• _WHAT THIS TASK INVOLVES_:
Type out all the records word for word. Any pictures are to be left out.

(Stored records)
-------
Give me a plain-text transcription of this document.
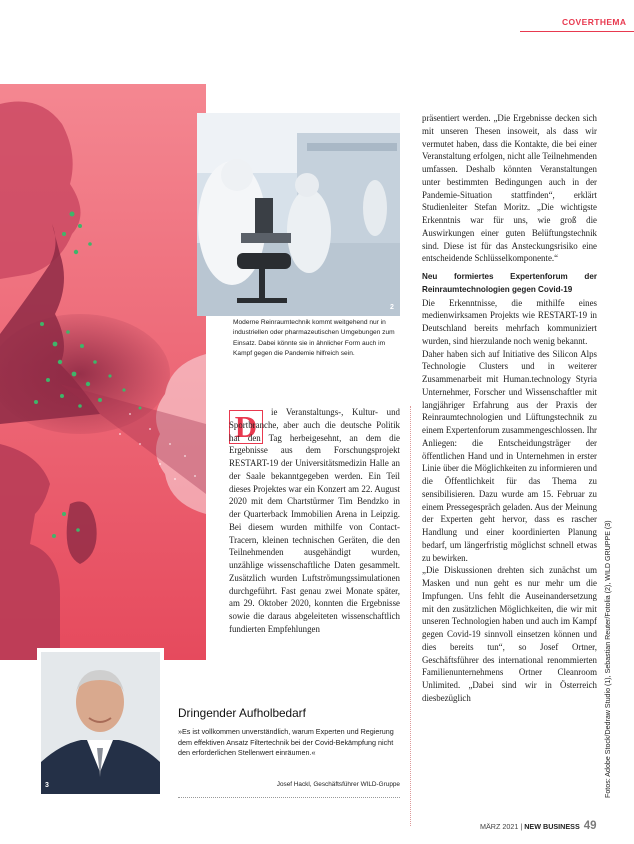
COVERTHEMA
2
Moderne Reinraumtechnik kommt weitgehend nur in industriellen oder pharmazeutischen Umgebungen zum Einsatz. Dabei könnte sie in ähnlicher Form auch im Kampf gegen die Pandemie hilfreich sein.
3
D	ie Veranstaltungs-, Kultur- und Sportbranche, aber auch die deutsche Politik hat den Tag herbeigesehnt, an dem die Ergebnisse aus dem Forschungsprojekt RESTART-19 der Universitätsmedizin Halle an der Saale bekanntgegeben werden. Ein Teil dieses Projektes war ein Konzert am 22. August 2020 mit dem Chartstürmer Tim Bendzko in der Quarterback Immobilien Arena in Leipzig. Bei diesem wurden mithilfe von Contact-Tracern, kleinen technischen Geräten, die den Teilnehmenden ausgehändigt wurden, unzählige wissenschaftliche Daten gesammelt. Zusätzlich wurden Luftströmungssimulationen durchgeführt. Fast genau zwei Monate später, am 29. Oktober 2020, konnten die Ergebnisse sowie die daraus abgeleiteten wissenschaftlich fundierten Empfehlungen

präsentiert werden. „Die Ergebnisse decken sich mit unseren Thesen insoweit, als dass wir vermutet haben, dass die Kontakte, die bei einer Veranstaltung erfolgen, nicht alle Teilnehmenden umfassen. Deshalb könnten Veranstaltungen unter bestimmten Bedingungen auch in der Pandemie-Situation stattfinden“, erklärt Studienleiter Stefan Moritz. „Die wichtigste Erkenntnis war für uns, wie groß die Auswirkungen einer guten Belüftungstechnik sind. Diese ist für das Ansteckungsrisiko eine entscheidende Schlüsselkomponente.“

Neu formiertes Expertenforum der Reinraumtechnologien gegen Covid-19

Die Erkenntnisse, die mithilfe eines medienwirksamen Projekts wie RESTART-19 in Deutschland bereits mehrfach kommuniziert wurden, sind hierzulande noch wenig bekannt.

Daher haben sich auf Initiative des Silicon Alps Technologie Clusters und in weiterer Zusammenarbeit mit Human.technology Styria Unternehmer, Forscher und Wissenschaftler mit langjähriger Erfahrung aus der Praxis der Reinraumtechnologien und Lüftungstechnik zu einem Expertenforum zusammengeschlossen. Ihr Anliegen: die Entscheidungsträger der öffentlichen Hand und in Unternehmen in erster Linie über die Möglichkeiten zu informieren und die Öffentlichkeit für das Thema zu sensibilisieren. Dazu wurde am 15. Februar zu einem Pressegespräch geladen. Aus der Meinung der Experten geht hervor, dass es rascher Handlung und einer koordinierten Planung bedarf, um längerfristig möglichst schnell etwas zu bewirken.

„Die Diskussionen drehten sich zunächst um Masken und nun geht es nur mehr um die Impfungen. Uns fehlt die Auseinandersetzung mit den zusätzlichen Möglichkeiten, die wir mit unseren Technologien haben und auch im Kampf gegen Covid-19 sinnvoll einsetzen können und dies bereits tun“, so Josef Ortner, Geschäftsführer des international renommierten Familienunternehmens Ortner Cleanroom Unlimited. „Dabei sind wir in Österreich diesbezüglich

Dringender Aufholbedarf
»Es ist vollkommen unverständlich, warum Experten und Regierung dem effektiven Ansatz Filtertechnik bei der Covid-Bekämpfung nicht den erforderlichen Stellenwert einräumen.«
Josef Hackl, Geschäftsführer WILD-Gruppe	Fotos: Adobe Stock/Dedraw Studio (1), Sebastian Reuter/Fotolia (2), WILD GRUPPE (3)
MÄRZ 2021 | NEW BUSINESS 49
-------
• _CORRECT RESPONSE_:
Give me a plain-text transcription of this document.
COVERTHEMA
2
Moderne Reinraumtechnik kommt weitgehend nur in industriellen oder pharmazeutischen Umgebungen zum Einsatz. Dabei könnte sie in ähnlicher Form auch im Kampf gegen die Pandemie hilfreich sein.
3
D	ie Veranstaltungs-, Kultur- und Sportbranche, aber auch die deutsche Politik hat den Tag herbeigesehnt, an dem die Ergebnisse aus dem Forschungsprojekt RESTART-19 der Universitätsmedizin Halle an der Saale bekanntgegeben werden. Ein Teil dieses Projektes war ein Konzert am 22. August 2020 mit dem Chartstürmer Tim Bendzko in der Quarterback Immobilien Arena in Leipzig. Bei diesem wurden mithilfe von Contact-Tracern, kleinen technischen Geräten, die den Teilnehmenden ausgehändigt wurden, unzählige wissenschaftliche Daten gesammelt. Zusätzlich wurden Luftströmungssimulationen durchgeführt. Fast genau zwei Monate später, am 29. Oktober 2020, konnten die Ergebnisse sowie die daraus abgeleiteten wissenschaftlich fundierten Empfehlungen

präsentiert werden. „Die Ergebnisse decken sich mit unseren Thesen insoweit, als dass wir vermutet haben, dass die Kontakte, die bei einer Veranstaltung erfolgen, nicht alle Teilnehmenden umfassen. Deshalb könnten Veranstaltungen unter bestimmten Bedingungen auch in der Pandemie-Situation stattfinden“, erklärt Studienleiter Stefan Moritz. „Die wichtigste Erkenntnis war für uns, wie groß die Auswirkungen einer guten Belüftungstechnik sind. Diese ist für das Ansteckungsrisiko eine entscheidende Schlüsselkomponente.“

Neu formiertes Expertenforum der Reinraumtechnologien gegen Covid-19

Die Erkenntnisse, die mithilfe eines medienwirksamen Projekts wie RESTART-19 in Deutschland bereits mehrfach kommuniziert wurden, sind hierzulande noch wenig bekannt.

Daher haben sich auf Initiative des Silicon Alps Technologie Clusters und in weiterer Zusammenarbeit mit Human.technology Styria Unternehmer, Forscher und Wissenschaftler mit langjähriger Erfahrung aus der Praxis der Reinraumtechnologien und Lüftungstechnik zu einem Expertenforum zusammengeschlossen. Ihr Anliegen: die Entscheidungsträger der öffentlichen Hand und in Unternehmen in erster Linie über die Möglichkeiten zu informieren und die Öffentlichkeit für das Thema zu sensibilisieren. Dazu wurde am 15. Februar zu einem Pressegespräch geladen. Aus der Meinung der Experten geht hervor, dass es rascher Handlung und einer koordinierten Planung bedarf, um längerfristig möglichst schnell etwas zu bewirken.

„Die Diskussionen drehten sich zunächst um Masken und nun geht es nur mehr um die Impfungen. Uns fehlt die Auseinandersetzung mit den zusätzlichen Möglichkeiten, die wir mit unseren Technologien haben und auch im Kampf gegen Covid-19 sinnvoll einsetzen können und dies bereits tun“, so Josef Ortner, Geschäftsführer des international renommierten Familienunternehmens Ortner Cleanroom Unlimited. „Dabei sind wir in Österreich diesbezüglich

Dringender Aufholbedarf
»Es ist vollkommen unverständlich, warum Experten und Regierung dem effektiven Ansatz Filtertechnik bei der Covid-Bekämpfung nicht den erforderlichen Stellenwert einräumen.«
Josef Hackl, Geschäftsführer WILD-Gruppe	Fotos: Adobe Stock/Dedraw Studio (1), Sebastian Reuter/Fotolia (2), WILD GRUPPE (3)
MÄRZ 2021 | NEW BUSINESS 49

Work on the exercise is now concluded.